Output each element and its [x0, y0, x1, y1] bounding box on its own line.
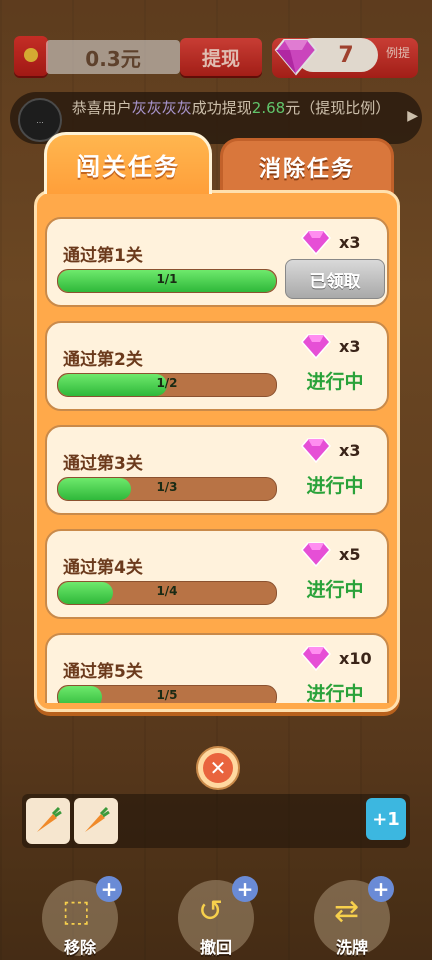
progress-bar: 1/3	[57, 477, 277, 501]
gem-icon	[301, 542, 331, 567]
gem-icon	[301, 438, 331, 463]
task-name: 通过第2关	[63, 350, 143, 370]
tile-tray: +1	[22, 794, 410, 848]
task-card: 通过第4关 1/4 x5 进行中	[45, 529, 389, 619]
task-card: 通过第2关 1/2 x3 进行中	[45, 321, 389, 411]
shuffle-icon: ⇄	[334, 894, 360, 929]
task-card: 通过第1关 1/1 x3 已领取	[45, 217, 389, 307]
gem-icon	[301, 334, 331, 359]
close-button[interactable]: ✕	[196, 746, 240, 790]
tab-level-tasks[interactable]: 闯关任务	[44, 132, 212, 194]
gem-icon	[301, 646, 331, 671]
carrot-icon	[37, 806, 62, 832]
progress-text: 1/4	[156, 584, 178, 598]
reward-count: x10	[339, 649, 372, 668]
plus-icon: +	[96, 876, 122, 902]
plus-icon: +	[368, 876, 394, 902]
progress-text: 1/2	[156, 376, 178, 390]
in-progress-status: 进行中	[306, 475, 364, 497]
in-progress-status: 进行中	[306, 371, 364, 393]
progress-text: 1/5	[156, 688, 178, 702]
task-card: 通过第5关 1/5 x10 进行中	[45, 633, 389, 703]
task-name: 通过第5关	[63, 662, 143, 682]
close-icon: ✕	[203, 753, 233, 783]
undo-button[interactable]: ↺ + 撤回	[178, 876, 258, 957]
add-slot-button[interactable]: +1	[366, 798, 406, 840]
task-card: 通过第3关 1/3 x3 进行中	[45, 425, 389, 515]
gem-icon	[301, 230, 331, 255]
reward-count: x3	[339, 337, 361, 356]
tab-clear-tasks[interactable]: 消除任务	[220, 138, 394, 193]
plus-icon: +	[232, 876, 258, 902]
task-panel: 通过第1关 1/1 x3 已领取 通过第2关 1/2 x3 进行中 通过第3关 …	[34, 190, 400, 712]
reward-count: x5	[339, 545, 361, 564]
reward-count: x3	[339, 233, 361, 252]
task-name: 通过第3关	[63, 454, 143, 474]
carrot-tile	[26, 798, 70, 844]
progress-text: 1/1	[156, 272, 178, 286]
progress-text: 1/3	[156, 480, 178, 494]
progress-bar: 1/2	[57, 373, 277, 397]
claimed-button[interactable]: 已领取	[285, 259, 385, 299]
task-name: 通过第4关	[63, 558, 143, 578]
task-list[interactable]: 通过第1关 1/1 x3 已领取 通过第2关 1/2 x3 进行中 通过第3关 …	[45, 217, 389, 703]
in-progress-status: 进行中	[306, 683, 364, 703]
reward-count: x3	[339, 441, 361, 460]
tool-label: 移除	[63, 938, 96, 957]
tool-label: 洗牌	[335, 938, 368, 957]
in-progress-status: 进行中	[306, 579, 364, 601]
shuffle-button[interactable]: ⇄ + 洗牌	[314, 876, 394, 957]
remove-icon: ⬚	[62, 894, 91, 929]
carrot-icon	[85, 806, 110, 832]
task-name: 通过第1关	[63, 246, 143, 266]
progress-bar: 1/4	[57, 581, 277, 605]
progress-bar: 1/5	[57, 685, 277, 703]
carrot-tile	[74, 798, 118, 844]
tool-label: 撤回	[199, 938, 232, 957]
undo-icon: ↺	[198, 894, 224, 929]
progress-bar: 1/1	[57, 269, 277, 293]
remove-button[interactable]: ⬚ + 移除	[42, 876, 122, 957]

* * * * * * *

Copy every line of the item above word for word, leaving out the picture.

Output each element and its [x0, y0, x1, y1] bounding box on its own line.
progress-bar: 1/3	[57, 477, 277, 501]
gem-icon	[301, 542, 331, 567]
gem-icon	[301, 438, 331, 463]
task-name: 通过第2关	[63, 350, 143, 370]
tile-tray: +1	[22, 794, 410, 848]
task-card: 通过第4关 1/4 x5 进行中	[45, 529, 389, 619]
task-card: 通过第2关 1/2 x3 进行中	[45, 321, 389, 411]
shuffle-icon: ⇄	[334, 894, 360, 929]
task-card: 通过第1关 1/1 x3 已领取	[45, 217, 389, 307]
gem-icon	[301, 334, 331, 359]
close-button[interactable]: ✕	[196, 746, 240, 790]
tab-level-tasks[interactable]: 闯关任务	[44, 132, 212, 194]
gem-icon	[301, 646, 331, 671]
carrot-icon	[37, 806, 62, 832]
progress-text: 1/4	[156, 584, 178, 598]
reward-count: x10	[339, 649, 372, 668]
plus-icon: +	[96, 876, 122, 902]
plus-icon: +	[368, 876, 394, 902]
progress-text: 1/2	[156, 376, 178, 390]
in-progress-status: 进行中	[306, 475, 364, 497]
in-progress-status: 进行中	[306, 371, 364, 393]
progress-text: 1/5	[156, 688, 178, 702]
task-card: 通过第5关 1/5 x10 进行中	[45, 633, 389, 703]
task-name: 通过第5关	[63, 662, 143, 682]
close-icon: ✕	[203, 753, 233, 783]
undo-button[interactable]: ↺ + 撤回	[178, 876, 258, 957]
add-slot-button[interactable]: +1	[366, 798, 406, 840]
task-card: 通过第3关 1/3 x3 进行中	[45, 425, 389, 515]
gem-icon	[301, 230, 331, 255]
reward-count: x3	[339, 337, 361, 356]
tab-clear-tasks[interactable]: 消除任务	[220, 138, 394, 193]
plus-icon: +	[232, 876, 258, 902]
task-panel: 通过第1关 1/1 x3 已领取 通过第2关 1/2 x3 进行中 通过第3关 …	[34, 190, 400, 712]
reward-count: x5	[339, 545, 361, 564]
reward-count: x3	[339, 233, 361, 252]
task-name: 通过第3关	[63, 454, 143, 474]
carrot-tile	[26, 798, 70, 844]
progress-text: 1/1	[156, 272, 178, 286]
progress-text: 1/3	[156, 480, 178, 494]
progress-bar: 1/2	[57, 373, 277, 397]
claimed-button[interactable]: 已领取	[285, 259, 385, 299]
task-name: 通过第4关	[63, 558, 143, 578]
task-list[interactable]: 通过第1关 1/1 x3 已领取 通过第2关 1/2 x3 进行中 通过第3关 …	[45, 217, 389, 703]
in-progress-status: 进行中	[306, 683, 364, 703]
reward-count: x3	[339, 441, 361, 460]
tool-label: 移除	[63, 938, 96, 957]
tool-label: 洗牌	[335, 938, 368, 957]
in-progress-status: 进行中	[306, 579, 364, 601]
shuffle-button[interactable]: ⇄ + 洗牌	[314, 876, 394, 957]
remove-icon: ⬚	[62, 894, 91, 929]
carrot-icon	[85, 806, 110, 832]
task-name: 通过第1关	[63, 246, 143, 266]
progress-bar: 1/4	[57, 581, 277, 605]
progress-bar: 1/5	[57, 685, 277, 703]
carrot-tile	[74, 798, 118, 844]
tool-label: 撤回	[199, 938, 232, 957]
undo-icon: ↺	[198, 894, 224, 929]
progress-bar: 1/1	[57, 269, 277, 293]
remove-button[interactable]: ⬚ + 移除	[42, 876, 122, 957]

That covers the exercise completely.